··· Dataset excerpts
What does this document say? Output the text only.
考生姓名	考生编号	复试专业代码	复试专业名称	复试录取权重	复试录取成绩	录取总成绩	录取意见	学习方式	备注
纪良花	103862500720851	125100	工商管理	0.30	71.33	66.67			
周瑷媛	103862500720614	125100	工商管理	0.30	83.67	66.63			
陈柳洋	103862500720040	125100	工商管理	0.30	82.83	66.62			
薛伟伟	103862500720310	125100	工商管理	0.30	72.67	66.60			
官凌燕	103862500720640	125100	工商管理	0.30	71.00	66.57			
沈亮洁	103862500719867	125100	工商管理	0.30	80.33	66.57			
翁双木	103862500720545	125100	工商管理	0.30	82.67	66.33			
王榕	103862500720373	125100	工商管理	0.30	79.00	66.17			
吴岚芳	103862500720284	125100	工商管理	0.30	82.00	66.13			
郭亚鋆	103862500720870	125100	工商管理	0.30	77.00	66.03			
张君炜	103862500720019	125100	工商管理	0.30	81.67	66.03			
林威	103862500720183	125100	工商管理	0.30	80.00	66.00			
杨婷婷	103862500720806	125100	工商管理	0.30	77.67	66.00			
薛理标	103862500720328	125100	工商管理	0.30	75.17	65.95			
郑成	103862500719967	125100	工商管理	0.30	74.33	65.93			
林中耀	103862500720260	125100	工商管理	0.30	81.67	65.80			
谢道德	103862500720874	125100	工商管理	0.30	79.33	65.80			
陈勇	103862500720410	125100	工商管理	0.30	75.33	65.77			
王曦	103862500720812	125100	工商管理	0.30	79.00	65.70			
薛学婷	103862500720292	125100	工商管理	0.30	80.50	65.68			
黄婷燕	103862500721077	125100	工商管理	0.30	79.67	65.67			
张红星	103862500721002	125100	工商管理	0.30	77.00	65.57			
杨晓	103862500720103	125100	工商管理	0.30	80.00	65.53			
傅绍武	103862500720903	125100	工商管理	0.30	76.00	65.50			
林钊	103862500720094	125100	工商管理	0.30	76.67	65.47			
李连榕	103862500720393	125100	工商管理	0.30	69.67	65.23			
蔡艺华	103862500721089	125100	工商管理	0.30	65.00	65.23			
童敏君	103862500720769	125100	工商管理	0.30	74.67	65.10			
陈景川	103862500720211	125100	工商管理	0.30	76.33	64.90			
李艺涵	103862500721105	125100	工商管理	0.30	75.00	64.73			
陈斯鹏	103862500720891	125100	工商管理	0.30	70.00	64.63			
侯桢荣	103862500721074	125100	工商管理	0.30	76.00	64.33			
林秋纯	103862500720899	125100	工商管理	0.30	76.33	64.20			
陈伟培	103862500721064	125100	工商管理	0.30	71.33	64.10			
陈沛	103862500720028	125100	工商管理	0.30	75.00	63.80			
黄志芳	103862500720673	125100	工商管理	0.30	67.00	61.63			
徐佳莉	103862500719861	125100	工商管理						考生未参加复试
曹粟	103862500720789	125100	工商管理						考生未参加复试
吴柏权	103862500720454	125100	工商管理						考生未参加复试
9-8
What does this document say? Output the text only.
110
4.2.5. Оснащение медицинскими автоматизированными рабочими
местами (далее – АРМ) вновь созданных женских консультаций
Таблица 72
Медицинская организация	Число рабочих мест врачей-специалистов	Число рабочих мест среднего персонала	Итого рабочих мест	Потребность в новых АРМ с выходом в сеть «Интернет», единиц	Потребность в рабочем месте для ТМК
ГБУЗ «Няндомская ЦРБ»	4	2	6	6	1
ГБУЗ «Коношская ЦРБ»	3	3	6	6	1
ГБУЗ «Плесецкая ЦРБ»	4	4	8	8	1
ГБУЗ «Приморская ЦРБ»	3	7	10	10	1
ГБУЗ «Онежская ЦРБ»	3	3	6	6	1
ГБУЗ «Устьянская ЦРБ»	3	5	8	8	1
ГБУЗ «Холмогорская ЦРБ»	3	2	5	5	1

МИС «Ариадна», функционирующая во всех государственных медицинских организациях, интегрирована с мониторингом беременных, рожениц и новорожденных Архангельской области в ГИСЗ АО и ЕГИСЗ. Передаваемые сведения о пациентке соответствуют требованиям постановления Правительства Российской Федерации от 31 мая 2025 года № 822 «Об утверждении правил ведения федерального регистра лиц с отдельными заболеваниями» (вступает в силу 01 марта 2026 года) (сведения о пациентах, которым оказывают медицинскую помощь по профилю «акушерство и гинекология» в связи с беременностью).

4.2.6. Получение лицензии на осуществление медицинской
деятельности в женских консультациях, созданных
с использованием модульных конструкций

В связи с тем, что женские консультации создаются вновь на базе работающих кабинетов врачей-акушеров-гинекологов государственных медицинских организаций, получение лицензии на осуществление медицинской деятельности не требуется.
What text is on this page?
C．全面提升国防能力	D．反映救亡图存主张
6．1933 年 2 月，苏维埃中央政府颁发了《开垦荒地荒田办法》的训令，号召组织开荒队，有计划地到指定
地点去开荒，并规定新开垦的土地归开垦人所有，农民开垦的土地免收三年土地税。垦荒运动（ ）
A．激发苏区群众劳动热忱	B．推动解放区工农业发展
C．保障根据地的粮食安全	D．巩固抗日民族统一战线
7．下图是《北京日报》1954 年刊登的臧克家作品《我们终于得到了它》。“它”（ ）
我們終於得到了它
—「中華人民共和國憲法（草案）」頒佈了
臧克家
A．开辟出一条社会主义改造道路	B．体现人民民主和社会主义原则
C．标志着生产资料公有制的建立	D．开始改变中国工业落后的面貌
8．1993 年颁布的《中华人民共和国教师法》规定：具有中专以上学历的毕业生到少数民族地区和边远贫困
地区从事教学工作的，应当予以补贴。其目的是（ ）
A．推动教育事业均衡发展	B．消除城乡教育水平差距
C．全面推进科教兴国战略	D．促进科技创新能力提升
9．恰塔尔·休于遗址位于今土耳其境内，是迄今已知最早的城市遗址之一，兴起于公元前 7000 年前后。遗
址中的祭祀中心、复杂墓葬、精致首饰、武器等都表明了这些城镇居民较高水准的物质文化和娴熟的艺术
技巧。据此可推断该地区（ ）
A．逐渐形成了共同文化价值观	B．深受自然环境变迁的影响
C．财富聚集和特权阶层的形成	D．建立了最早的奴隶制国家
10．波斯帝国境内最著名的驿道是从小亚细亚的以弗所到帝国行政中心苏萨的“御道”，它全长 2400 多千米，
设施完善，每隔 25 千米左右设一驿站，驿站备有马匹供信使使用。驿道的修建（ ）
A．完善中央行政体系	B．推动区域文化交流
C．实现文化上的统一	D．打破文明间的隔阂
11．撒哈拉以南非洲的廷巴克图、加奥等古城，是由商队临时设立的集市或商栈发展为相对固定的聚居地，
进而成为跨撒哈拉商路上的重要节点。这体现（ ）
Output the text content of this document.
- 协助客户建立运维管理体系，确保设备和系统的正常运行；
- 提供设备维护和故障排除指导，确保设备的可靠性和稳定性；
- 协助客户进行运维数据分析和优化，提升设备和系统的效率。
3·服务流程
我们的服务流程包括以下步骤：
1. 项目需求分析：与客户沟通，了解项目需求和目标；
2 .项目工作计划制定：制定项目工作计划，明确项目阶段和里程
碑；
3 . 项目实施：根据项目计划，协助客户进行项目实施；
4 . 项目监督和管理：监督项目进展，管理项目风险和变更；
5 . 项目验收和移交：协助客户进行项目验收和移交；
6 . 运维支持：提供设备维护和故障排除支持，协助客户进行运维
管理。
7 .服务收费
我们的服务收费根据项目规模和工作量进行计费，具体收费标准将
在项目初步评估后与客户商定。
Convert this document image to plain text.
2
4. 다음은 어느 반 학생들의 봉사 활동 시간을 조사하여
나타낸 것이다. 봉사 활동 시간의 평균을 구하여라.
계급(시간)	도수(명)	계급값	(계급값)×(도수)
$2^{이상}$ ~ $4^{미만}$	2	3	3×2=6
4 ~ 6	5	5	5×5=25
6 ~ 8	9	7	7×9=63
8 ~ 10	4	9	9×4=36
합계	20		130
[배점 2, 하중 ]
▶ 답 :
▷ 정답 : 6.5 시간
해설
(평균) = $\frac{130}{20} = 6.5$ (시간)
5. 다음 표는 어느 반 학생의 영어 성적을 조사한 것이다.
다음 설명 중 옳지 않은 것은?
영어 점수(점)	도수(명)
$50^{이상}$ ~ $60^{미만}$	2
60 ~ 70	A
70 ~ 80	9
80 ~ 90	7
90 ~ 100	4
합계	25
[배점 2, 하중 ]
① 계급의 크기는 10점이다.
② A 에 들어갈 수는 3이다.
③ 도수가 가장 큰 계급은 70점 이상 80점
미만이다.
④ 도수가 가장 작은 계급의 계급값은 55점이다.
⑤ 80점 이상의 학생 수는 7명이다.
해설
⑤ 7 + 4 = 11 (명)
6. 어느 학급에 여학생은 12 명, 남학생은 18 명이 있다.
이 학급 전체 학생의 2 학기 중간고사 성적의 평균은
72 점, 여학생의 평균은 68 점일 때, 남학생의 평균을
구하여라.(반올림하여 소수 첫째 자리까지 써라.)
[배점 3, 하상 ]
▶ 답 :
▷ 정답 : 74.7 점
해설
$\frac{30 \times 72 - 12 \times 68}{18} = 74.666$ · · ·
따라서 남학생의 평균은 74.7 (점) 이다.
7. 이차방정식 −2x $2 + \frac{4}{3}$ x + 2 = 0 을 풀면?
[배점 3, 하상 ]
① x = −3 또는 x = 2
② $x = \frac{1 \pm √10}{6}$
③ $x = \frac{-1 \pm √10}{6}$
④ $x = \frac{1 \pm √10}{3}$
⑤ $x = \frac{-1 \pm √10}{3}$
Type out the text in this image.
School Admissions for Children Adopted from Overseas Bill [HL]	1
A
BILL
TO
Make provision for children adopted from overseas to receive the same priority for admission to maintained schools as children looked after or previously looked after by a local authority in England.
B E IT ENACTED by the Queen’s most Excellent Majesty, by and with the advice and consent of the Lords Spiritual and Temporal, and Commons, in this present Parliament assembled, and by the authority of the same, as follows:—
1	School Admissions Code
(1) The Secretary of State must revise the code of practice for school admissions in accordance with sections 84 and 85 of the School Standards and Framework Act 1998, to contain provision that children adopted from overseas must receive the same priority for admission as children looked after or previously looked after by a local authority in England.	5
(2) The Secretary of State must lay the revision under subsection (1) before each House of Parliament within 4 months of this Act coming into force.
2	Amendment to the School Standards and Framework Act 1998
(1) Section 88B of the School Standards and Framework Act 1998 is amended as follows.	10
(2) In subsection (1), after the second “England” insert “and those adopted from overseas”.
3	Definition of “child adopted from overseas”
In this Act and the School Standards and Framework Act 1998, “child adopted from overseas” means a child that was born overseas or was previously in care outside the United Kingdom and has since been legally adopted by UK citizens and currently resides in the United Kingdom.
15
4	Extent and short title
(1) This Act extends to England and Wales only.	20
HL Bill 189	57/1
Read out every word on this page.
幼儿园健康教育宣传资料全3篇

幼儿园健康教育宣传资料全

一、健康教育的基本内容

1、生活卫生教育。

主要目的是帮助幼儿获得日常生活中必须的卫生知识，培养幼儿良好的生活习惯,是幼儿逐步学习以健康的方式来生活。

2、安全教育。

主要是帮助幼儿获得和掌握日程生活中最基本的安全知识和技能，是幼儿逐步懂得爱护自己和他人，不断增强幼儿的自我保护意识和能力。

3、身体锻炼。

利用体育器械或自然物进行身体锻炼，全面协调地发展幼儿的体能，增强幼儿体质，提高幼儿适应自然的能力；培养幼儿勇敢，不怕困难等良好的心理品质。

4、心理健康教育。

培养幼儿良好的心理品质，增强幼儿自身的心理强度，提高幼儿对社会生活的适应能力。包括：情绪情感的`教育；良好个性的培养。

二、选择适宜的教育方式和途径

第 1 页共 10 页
······
**What this task involves:**
Each line that holds the word "考生未参加复试" should be extracted from the records.

**Solution to this exercise:**
徐佳莉	103862500719861	125100	工商管理						考生未参加复试
曹粟	103862500720789	125100	工商管理						考生未参加复试
吴柏权	103862500720454	125100	工商管理						考生未参加复试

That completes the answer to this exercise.